REQUIRED TASK. Copy out the full listing below line for line, with every character unchanged.

Saved data entries
--- start ---
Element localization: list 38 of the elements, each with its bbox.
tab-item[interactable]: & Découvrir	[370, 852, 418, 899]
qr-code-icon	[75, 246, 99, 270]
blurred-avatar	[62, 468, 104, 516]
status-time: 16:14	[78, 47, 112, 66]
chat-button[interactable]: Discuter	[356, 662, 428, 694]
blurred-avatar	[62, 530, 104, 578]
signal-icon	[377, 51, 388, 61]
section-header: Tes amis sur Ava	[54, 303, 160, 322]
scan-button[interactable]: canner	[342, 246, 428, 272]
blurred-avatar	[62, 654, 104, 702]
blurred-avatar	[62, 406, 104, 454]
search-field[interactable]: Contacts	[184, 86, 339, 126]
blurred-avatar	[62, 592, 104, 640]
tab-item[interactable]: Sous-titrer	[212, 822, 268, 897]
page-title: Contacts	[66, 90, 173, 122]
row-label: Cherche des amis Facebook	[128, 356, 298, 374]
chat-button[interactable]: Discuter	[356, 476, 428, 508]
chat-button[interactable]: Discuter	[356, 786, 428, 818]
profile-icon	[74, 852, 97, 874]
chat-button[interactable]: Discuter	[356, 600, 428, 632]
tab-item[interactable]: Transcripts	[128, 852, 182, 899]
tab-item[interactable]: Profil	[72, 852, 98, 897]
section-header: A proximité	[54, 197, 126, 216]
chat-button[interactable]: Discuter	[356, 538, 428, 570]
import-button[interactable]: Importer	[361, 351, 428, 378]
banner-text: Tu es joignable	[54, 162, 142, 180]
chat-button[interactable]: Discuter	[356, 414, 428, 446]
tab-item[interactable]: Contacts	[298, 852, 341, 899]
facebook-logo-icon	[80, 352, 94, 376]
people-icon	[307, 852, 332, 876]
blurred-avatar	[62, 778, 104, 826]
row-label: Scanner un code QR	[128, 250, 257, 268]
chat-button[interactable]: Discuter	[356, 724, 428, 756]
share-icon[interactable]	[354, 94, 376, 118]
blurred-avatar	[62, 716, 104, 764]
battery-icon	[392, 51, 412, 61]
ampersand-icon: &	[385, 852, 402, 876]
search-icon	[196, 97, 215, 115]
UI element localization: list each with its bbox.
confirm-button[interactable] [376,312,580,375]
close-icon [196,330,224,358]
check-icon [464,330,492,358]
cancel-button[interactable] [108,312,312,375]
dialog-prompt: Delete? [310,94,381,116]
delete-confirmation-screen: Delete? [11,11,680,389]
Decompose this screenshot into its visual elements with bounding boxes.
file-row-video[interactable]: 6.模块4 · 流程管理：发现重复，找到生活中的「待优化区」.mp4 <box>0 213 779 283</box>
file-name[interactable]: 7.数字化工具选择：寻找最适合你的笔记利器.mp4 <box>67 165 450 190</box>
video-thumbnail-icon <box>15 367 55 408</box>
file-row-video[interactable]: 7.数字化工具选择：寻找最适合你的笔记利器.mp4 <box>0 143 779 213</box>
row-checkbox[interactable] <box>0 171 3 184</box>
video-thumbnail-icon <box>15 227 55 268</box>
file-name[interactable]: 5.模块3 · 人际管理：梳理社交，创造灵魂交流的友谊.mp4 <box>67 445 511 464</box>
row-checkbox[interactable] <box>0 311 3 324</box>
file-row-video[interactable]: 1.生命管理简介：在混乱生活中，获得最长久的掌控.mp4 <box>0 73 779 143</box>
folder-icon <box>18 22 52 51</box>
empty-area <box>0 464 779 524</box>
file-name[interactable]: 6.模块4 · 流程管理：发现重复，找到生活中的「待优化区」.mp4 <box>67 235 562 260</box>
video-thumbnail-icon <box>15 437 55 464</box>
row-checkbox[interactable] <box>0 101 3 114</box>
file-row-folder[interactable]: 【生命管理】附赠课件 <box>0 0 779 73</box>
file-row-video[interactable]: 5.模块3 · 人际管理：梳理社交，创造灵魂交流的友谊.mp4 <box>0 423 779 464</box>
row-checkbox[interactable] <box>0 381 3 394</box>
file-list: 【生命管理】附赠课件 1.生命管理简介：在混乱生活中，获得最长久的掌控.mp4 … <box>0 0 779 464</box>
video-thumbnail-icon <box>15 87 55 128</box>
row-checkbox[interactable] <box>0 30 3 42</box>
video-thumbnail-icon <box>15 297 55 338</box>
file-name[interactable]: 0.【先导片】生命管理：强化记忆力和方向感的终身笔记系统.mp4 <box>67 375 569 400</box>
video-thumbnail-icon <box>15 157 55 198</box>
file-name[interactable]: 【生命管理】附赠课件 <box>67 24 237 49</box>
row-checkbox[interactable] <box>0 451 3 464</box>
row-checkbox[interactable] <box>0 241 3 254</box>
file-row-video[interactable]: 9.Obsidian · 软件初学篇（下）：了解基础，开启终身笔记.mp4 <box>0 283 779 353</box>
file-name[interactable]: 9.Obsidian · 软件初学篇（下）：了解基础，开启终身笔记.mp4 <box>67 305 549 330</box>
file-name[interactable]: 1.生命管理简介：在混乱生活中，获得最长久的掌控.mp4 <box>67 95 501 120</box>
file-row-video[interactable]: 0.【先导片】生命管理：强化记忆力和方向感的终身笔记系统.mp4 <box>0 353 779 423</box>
--- end ---
RIGHT ANSWER.
Element localization: list 38 of the elements, each with its bbox.
tab-item[interactable]: & Découvrir	[370, 852, 418, 899]
qr-code-icon	[75, 246, 99, 270]
blurred-avatar	[62, 468, 104, 516]
status-time: 16:14	[78, 47, 112, 66]
chat-button[interactable]: Discuter	[356, 662, 428, 694]
blurred-avatar	[62, 530, 104, 578]
signal-icon	[377, 51, 388, 61]
section-header: Tes amis sur Ava	[54, 303, 160, 322]
scan-button[interactable]: canner	[342, 246, 428, 272]
blurred-avatar	[62, 654, 104, 702]
blurred-avatar	[62, 406, 104, 454]
search-field[interactable]: Contacts	[184, 86, 339, 126]
blurred-avatar	[62, 592, 104, 640]
tab-item[interactable]: Sous-titrer	[212, 822, 268, 897]
page-title: Contacts	[66, 90, 173, 122]
row-label: Cherche des amis Facebook	[128, 356, 298, 374]
chat-button[interactable]: Discuter	[356, 476, 428, 508]
chat-button[interactable]: Discuter	[356, 786, 428, 818]
profile-icon	[74, 852, 97, 874]
chat-button[interactable]: Discuter	[356, 600, 428, 632]
tab-item[interactable]: Transcripts	[128, 852, 182, 899]
tab-item[interactable]: Profil	[72, 852, 98, 897]
section-header: A proximité	[54, 197, 126, 216]
chat-button[interactable]: Discuter	[356, 538, 428, 570]
import-button[interactable]: Importer	[361, 351, 428, 378]
banner-text: Tu es joignable	[54, 162, 142, 180]
chat-button[interactable]: Discuter	[356, 414, 428, 446]
tab-item[interactable]: Contacts	[298, 852, 341, 899]
facebook-logo-icon	[80, 352, 94, 376]
people-icon	[307, 852, 332, 876]
blurred-avatar	[62, 778, 104, 826]
row-label: Scanner un code QR	[128, 250, 257, 268]
chat-button[interactable]: Discuter	[356, 724, 428, 756]
share-icon[interactable]	[354, 94, 376, 118]
blurred-avatar	[62, 716, 104, 764]
battery-icon	[392, 51, 412, 61]
ampersand-icon: &	[385, 852, 402, 876]
search-icon	[196, 97, 215, 115]
UI element localization: list each with its bbox.
confirm-button[interactable] [376,312,580,375]
close-icon [196,330,224,358]
check-icon [464,330,492,358]
cancel-button[interactable] [108,312,312,375]
dialog-prompt: Delete? [310,94,381,116]
delete-confirmation-screen: Delete? [11,11,680,389]
Decompose this screenshot into its visual elements with bounding boxes.
file-row-video[interactable]: 6.模块4 · 流程管理：发现重复，找到生活中的「待优化区」.mp4 <box>0 213 779 283</box>
file-name[interactable]: 7.数字化工具选择：寻找最适合你的笔记利器.mp4 <box>67 165 450 190</box>
video-thumbnail-icon <box>15 367 55 408</box>
file-row-video[interactable]: 7.数字化工具选择：寻找最适合你的笔记利器.mp4 <box>0 143 779 213</box>
row-checkbox[interactable] <box>0 171 3 184</box>
video-thumbnail-icon <box>15 227 55 268</box>
file-name[interactable]: 5.模块3 · 人际管理：梳理社交，创造灵魂交流的友谊.mp4 <box>67 445 511 464</box>
row-checkbox[interactable] <box>0 311 3 324</box>
file-row-video[interactable]: 1.生命管理简介：在混乱生活中，获得最长久的掌控.mp4 <box>0 73 779 143</box>
folder-icon <box>18 22 52 51</box>
empty-area <box>0 464 779 524</box>
file-name[interactable]: 6.模块4 · 流程管理：发现重复，找到生活中的「待优化区」.mp4 <box>67 235 562 260</box>
video-thumbnail-icon <box>15 437 55 464</box>
row-checkbox[interactable] <box>0 101 3 114</box>
file-row-folder[interactable]: 【生命管理】附赠课件 <box>0 0 779 73</box>
file-row-video[interactable]: 5.模块3 · 人际管理：梳理社交，创造灵魂交流的友谊.mp4 <box>0 423 779 464</box>
row-checkbox[interactable] <box>0 381 3 394</box>
file-list: 【生命管理】附赠课件 1.生命管理简介：在混乱生活中，获得最长久的掌控.mp4 … <box>0 0 779 464</box>
video-thumbnail-icon <box>15 87 55 128</box>
row-checkbox[interactable] <box>0 30 3 42</box>
video-thumbnail-icon <box>15 297 55 338</box>
file-name[interactable]: 0.【先导片】生命管理：强化记忆力和方向感的终身笔记系统.mp4 <box>67 375 569 400</box>
video-thumbnail-icon <box>15 157 55 198</box>
file-name[interactable]: 【生命管理】附赠课件 <box>67 24 237 49</box>
row-checkbox[interactable] <box>0 451 3 464</box>
row-checkbox[interactable] <box>0 241 3 254</box>
file-row-video[interactable]: 9.Obsidian · 软件初学篇（下）：了解基础，开启终身笔记.mp4 <box>0 283 779 353</box>
file-name[interactable]: 9.Obsidian · 软件初学篇（下）：了解基础，开启终身笔记.mp4 <box>67 305 549 330</box>
file-name[interactable]: 1.生命管理简介：在混乱生活中，获得最长久的掌控.mp4 <box>67 95 501 120</box>
file-row-video[interactable]: 0.【先导片】生命管理：强化记忆力和方向感的终身笔记系统.mp4 <box>0 353 779 423</box>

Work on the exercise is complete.